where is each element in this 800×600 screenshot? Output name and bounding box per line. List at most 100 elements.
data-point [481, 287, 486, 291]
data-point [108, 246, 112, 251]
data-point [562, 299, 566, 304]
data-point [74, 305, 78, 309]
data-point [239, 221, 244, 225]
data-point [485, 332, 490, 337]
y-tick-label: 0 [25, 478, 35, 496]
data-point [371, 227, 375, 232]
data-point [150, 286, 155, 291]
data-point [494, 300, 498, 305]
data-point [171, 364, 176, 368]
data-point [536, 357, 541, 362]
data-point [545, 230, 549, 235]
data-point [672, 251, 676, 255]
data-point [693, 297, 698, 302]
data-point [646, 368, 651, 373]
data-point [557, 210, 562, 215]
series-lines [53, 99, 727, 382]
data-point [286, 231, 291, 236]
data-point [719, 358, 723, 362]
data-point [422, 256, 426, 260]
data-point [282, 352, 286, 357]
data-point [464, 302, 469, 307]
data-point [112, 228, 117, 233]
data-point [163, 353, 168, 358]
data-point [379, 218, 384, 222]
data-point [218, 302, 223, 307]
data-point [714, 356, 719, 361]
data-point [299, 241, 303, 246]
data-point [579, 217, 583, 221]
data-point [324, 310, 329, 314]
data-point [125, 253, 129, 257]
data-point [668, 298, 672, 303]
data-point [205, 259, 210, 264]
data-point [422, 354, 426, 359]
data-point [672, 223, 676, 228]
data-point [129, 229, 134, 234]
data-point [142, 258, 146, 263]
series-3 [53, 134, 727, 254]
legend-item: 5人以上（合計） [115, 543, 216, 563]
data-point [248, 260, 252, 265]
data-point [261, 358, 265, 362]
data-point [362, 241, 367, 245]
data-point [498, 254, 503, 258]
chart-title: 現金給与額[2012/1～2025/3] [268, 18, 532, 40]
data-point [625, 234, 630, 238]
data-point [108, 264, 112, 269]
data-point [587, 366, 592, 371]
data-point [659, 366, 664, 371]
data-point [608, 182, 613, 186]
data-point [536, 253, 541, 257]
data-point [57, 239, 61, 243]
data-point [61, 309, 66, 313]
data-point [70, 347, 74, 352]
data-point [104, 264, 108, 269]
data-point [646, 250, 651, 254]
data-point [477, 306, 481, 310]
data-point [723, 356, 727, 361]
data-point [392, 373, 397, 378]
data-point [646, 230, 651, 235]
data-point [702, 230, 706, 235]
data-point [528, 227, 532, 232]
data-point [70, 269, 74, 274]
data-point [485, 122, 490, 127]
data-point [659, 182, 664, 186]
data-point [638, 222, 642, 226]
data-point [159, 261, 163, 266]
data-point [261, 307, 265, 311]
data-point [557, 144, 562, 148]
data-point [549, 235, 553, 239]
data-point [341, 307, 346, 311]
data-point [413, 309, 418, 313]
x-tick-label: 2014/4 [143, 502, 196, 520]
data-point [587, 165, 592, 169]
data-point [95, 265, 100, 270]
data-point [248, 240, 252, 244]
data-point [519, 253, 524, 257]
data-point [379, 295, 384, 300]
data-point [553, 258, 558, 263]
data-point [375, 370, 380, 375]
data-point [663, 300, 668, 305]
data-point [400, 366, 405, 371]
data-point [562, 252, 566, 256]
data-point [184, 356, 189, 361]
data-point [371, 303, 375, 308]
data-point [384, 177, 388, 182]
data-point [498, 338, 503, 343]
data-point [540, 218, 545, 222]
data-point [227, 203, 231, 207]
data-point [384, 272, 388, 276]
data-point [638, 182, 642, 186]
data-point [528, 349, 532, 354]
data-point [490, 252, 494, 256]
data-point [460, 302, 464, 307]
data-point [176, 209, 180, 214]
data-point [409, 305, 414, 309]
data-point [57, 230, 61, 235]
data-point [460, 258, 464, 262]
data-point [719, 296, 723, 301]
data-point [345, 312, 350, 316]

• • • • • • •

▶ **Exercise brief**
Count the lines in the items above that contain the string "label", with case counting, and give only the number.

▶ **Written solution**
2